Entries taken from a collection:
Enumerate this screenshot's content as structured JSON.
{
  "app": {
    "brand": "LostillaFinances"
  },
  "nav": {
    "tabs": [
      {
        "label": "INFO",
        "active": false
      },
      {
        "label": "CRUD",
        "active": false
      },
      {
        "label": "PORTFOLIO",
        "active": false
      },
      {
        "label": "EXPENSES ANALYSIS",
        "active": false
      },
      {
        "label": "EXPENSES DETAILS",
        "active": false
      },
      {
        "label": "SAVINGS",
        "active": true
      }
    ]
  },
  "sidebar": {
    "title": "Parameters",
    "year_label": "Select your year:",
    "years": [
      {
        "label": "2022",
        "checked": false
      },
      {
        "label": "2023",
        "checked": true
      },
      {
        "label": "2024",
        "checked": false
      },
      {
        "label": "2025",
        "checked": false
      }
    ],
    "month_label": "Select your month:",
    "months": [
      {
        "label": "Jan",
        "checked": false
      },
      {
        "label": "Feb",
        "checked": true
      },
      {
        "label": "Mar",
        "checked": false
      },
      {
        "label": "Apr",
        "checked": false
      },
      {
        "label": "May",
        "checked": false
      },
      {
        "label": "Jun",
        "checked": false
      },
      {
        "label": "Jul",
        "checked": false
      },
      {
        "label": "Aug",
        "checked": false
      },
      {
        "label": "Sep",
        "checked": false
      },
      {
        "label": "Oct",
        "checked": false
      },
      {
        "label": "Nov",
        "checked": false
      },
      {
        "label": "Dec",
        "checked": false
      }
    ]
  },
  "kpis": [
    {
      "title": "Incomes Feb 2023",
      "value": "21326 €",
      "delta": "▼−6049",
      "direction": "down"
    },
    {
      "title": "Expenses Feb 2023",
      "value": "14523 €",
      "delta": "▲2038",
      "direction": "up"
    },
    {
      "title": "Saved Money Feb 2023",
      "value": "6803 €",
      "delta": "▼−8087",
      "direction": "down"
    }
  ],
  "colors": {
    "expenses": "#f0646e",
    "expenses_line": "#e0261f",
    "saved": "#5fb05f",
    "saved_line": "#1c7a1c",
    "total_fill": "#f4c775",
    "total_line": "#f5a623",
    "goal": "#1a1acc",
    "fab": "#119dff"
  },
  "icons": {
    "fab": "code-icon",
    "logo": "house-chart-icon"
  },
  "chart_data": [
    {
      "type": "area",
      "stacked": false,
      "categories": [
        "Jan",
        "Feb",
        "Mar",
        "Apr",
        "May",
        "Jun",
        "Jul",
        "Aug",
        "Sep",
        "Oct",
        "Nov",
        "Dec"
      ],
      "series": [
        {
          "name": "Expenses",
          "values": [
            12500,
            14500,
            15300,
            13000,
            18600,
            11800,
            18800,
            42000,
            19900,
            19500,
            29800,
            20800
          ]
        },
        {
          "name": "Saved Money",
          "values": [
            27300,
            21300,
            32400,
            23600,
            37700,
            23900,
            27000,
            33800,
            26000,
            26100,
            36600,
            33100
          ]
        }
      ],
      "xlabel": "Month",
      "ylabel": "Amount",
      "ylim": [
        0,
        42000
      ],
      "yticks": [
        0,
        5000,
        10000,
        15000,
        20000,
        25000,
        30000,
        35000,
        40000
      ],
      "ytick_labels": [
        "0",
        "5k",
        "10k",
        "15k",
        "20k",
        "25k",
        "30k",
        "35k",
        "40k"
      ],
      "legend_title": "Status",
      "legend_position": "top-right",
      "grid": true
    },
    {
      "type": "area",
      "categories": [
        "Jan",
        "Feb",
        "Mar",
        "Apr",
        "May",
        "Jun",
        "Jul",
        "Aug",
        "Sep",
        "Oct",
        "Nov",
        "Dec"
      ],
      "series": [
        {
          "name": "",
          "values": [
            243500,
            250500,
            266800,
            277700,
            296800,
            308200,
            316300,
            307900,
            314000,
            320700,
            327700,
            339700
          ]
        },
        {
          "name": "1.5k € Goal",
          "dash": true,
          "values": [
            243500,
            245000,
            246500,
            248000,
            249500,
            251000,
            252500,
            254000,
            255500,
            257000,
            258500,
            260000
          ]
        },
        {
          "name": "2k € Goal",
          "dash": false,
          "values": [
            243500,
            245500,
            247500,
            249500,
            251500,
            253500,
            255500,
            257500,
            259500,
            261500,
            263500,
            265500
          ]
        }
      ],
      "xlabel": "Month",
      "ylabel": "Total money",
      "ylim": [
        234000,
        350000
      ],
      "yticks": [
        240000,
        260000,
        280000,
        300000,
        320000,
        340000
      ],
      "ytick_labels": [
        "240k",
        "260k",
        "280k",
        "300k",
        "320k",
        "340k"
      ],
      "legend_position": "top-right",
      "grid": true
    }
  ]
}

### WHAT IS EXPECTED
Looking at the records above, work out how many lines include the string "your". Give the number and nothing else.

### TASK OUTPUT
2